▶ [WHAT YOU HAVE TO DO]: Lift every line from the entries that includes the word "Rate".

▶ [Stored data]:
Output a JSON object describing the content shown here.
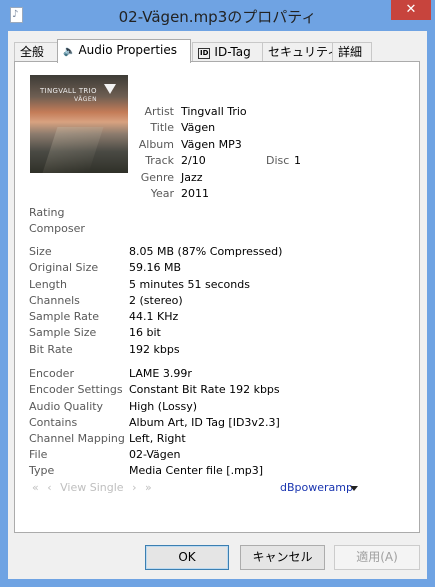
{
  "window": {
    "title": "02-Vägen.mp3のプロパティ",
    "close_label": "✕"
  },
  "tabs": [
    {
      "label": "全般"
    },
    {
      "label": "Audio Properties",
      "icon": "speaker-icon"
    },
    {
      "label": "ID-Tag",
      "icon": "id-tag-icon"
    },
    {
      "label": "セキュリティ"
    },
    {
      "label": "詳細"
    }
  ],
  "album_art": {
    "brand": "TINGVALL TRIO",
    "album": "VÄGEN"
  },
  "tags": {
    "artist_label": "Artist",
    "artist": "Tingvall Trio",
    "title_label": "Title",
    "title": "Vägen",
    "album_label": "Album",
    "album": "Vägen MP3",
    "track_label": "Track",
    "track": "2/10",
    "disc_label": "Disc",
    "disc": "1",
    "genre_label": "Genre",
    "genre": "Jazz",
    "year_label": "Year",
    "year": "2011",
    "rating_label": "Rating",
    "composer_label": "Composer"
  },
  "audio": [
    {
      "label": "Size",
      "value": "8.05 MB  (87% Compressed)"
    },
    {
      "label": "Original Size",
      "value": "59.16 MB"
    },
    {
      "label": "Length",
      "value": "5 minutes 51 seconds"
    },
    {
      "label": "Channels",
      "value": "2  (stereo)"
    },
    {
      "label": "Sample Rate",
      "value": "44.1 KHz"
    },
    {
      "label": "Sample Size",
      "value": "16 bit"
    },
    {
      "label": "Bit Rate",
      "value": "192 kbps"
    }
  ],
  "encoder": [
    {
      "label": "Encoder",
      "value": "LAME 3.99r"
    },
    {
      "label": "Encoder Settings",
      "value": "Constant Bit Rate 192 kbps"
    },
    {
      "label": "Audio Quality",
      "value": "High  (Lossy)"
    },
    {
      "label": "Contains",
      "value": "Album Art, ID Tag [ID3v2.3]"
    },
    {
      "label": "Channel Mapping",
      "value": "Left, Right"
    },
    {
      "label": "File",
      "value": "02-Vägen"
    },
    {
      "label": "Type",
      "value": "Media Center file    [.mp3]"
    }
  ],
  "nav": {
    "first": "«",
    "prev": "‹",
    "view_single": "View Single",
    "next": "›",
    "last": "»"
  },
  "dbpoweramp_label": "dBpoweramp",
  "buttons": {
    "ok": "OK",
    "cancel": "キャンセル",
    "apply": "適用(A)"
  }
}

▶ [SOLUTION]:
      "label": "Sample Rate",
      "label": "Bit Rate",
      "value": "Constant Bit Rate 192 kbps"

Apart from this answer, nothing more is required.